** START Source material **
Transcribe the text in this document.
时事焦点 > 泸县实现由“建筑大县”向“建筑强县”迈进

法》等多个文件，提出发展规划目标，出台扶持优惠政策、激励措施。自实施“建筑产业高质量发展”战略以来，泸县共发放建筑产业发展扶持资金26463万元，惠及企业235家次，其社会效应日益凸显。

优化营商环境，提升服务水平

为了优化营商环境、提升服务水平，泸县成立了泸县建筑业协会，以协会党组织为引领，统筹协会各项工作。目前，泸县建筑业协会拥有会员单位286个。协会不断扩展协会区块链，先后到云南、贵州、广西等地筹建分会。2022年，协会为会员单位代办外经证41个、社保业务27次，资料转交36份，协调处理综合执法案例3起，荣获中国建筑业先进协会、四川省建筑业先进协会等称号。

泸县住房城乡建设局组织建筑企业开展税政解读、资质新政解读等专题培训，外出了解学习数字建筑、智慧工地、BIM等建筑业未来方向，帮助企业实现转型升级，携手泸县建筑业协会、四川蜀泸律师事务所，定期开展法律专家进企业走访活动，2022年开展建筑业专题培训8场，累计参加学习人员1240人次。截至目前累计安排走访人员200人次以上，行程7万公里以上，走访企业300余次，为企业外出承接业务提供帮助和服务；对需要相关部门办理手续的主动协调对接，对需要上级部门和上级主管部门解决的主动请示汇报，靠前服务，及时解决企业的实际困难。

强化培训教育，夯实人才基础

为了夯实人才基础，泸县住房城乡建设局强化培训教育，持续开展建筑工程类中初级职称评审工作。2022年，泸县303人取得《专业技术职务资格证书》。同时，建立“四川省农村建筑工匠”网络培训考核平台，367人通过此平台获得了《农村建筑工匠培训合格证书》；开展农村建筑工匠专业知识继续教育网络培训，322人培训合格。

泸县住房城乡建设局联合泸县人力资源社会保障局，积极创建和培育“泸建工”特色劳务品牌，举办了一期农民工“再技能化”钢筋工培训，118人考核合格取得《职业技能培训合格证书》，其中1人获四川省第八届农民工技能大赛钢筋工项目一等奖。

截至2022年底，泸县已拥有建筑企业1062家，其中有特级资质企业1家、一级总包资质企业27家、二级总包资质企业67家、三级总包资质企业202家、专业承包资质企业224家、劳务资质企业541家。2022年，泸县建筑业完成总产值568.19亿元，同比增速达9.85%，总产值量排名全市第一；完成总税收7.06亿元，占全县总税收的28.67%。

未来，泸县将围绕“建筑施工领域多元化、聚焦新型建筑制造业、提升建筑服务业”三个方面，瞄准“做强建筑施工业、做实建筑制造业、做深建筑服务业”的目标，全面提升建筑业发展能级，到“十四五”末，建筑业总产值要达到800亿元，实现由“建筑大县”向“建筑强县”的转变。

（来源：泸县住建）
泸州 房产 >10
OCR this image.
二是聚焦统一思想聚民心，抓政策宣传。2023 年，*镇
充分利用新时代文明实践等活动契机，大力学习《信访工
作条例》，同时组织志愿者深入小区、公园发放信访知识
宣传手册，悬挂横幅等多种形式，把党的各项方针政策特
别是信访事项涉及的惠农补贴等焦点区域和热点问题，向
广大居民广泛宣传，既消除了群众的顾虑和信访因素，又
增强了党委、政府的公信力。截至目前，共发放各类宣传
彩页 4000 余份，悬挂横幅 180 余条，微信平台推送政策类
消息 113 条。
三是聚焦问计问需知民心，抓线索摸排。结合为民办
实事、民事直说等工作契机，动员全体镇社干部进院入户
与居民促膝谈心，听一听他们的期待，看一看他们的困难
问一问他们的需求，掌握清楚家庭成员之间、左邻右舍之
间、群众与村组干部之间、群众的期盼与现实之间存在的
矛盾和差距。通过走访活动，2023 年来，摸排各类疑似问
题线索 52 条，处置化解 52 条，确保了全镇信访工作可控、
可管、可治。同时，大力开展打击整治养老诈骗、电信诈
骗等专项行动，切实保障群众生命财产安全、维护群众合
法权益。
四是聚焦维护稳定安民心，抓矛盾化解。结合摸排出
** END Source material **
Please copy out each record, character for character.

* _Task answer_
Transcribe the text in this document.
时事焦点 > 泸县实现由“建筑大县”向“建筑强县”迈进

法》等多个文件，提出发展规划目标，出台扶持优惠政策、激励措施。自实施“建筑产业高质量发展”战略以来，泸县共发放建筑产业发展扶持资金26463万元，惠及企业235家次，其社会效应日益凸显。

优化营商环境，提升服务水平

为了优化营商环境、提升服务水平，泸县成立了泸县建筑业协会，以协会党组织为引领，统筹协会各项工作。目前，泸县建筑业协会拥有会员单位286个。协会不断扩展协会区块链，先后到云南、贵州、广西等地筹建分会。2022年，协会为会员单位代办外经证41个、社保业务27次，资料转交36份，协调处理综合执法案例3起，荣获中国建筑业先进协会、四川省建筑业先进协会等称号。

泸县住房城乡建设局组织建筑企业开展税政解读、资质新政解读等专题培训，外出了解学习数字建筑、智慧工地、BIM等建筑业未来方向，帮助企业实现转型升级，携手泸县建筑业协会、四川蜀泸律师事务所，定期开展法律专家进企业走访活动，2022年开展建筑业专题培训8场，累计参加学习人员1240人次。截至目前累计安排走访人员200人次以上，行程7万公里以上，走访企业300余次，为企业外出承接业务提供帮助和服务；对需要相关部门办理手续的主动协调对接，对需要上级部门和上级主管部门解决的主动请示汇报，靠前服务，及时解决企业的实际困难。

强化培训教育，夯实人才基础

为了夯实人才基础，泸县住房城乡建设局强化培训教育，持续开展建筑工程类中初级职称评审工作。2022年，泸县303人取得《专业技术职务资格证书》。同时，建立“四川省农村建筑工匠”网络培训考核平台，367人通过此平台获得了《农村建筑工匠培训合格证书》；开展农村建筑工匠专业知识继续教育网络培训，322人培训合格。

泸县住房城乡建设局联合泸县人力资源社会保障局，积极创建和培育“泸建工”特色劳务品牌，举办了一期农民工“再技能化”钢筋工培训，118人考核合格取得《职业技能培训合格证书》，其中1人获四川省第八届农民工技能大赛钢筋工项目一等奖。

截至2022年底，泸县已拥有建筑企业1062家，其中有特级资质企业1家、一级总包资质企业27家、二级总包资质企业67家、三级总包资质企业202家、专业承包资质企业224家、劳务资质企业541家。2022年，泸县建筑业完成总产值568.19亿元，同比增速达9.85%，总产值量排名全市第一；完成总税收7.06亿元，占全县总税收的28.67%。

未来，泸县将围绕“建筑施工领域多元化、聚焦新型建筑制造业、提升建筑服务业”三个方面，瞄准“做强建筑施工业、做实建筑制造业、做深建筑服务业”的目标，全面提升建筑业发展能级，到“十四五”末，建筑业总产值要达到800亿元，实现由“建筑大县”向“建筑强县”的转变。

（来源：泸县住建）
泸州 房产 >10
OCR this image.
二是聚焦统一思想聚民心，抓政策宣传。2023 年，*镇
充分利用新时代文明实践等活动契机，大力学习《信访工
作条例》，同时组织志愿者深入小区、公园发放信访知识
宣传手册，悬挂横幅等多种形式，把党的各项方针政策特
别是信访事项涉及的惠农补贴等焦点区域和热点问题，向
广大居民广泛宣传，既消除了群众的顾虑和信访因素，又
增强了党委、政府的公信力。截至目前，共发放各类宣传
彩页 4000 余份，悬挂横幅 180 余条，微信平台推送政策类
消息 113 条。
三是聚焦问计问需知民心，抓线索摸排。结合为民办
实事、民事直说等工作契机，动员全体镇社干部进院入户
与居民促膝谈心，听一听他们的期待，看一看他们的困难
问一问他们的需求，掌握清楚家庭成员之间、左邻右舍之
间、群众与村组干部之间、群众的期盼与现实之间存在的
矛盾和差距。通过走访活动，2023 年来，摸排各类疑似问
题线索 52 条，处置化解 52 条，确保了全镇信访工作可控、
可管、可治。同时，大力开展打击整治养老诈骗、电信诈
骗等专项行动，切实保障群众生命财产安全、维护群众合
法权益。
四是聚焦维护稳定安民心，抓矛盾化解。结合摸排出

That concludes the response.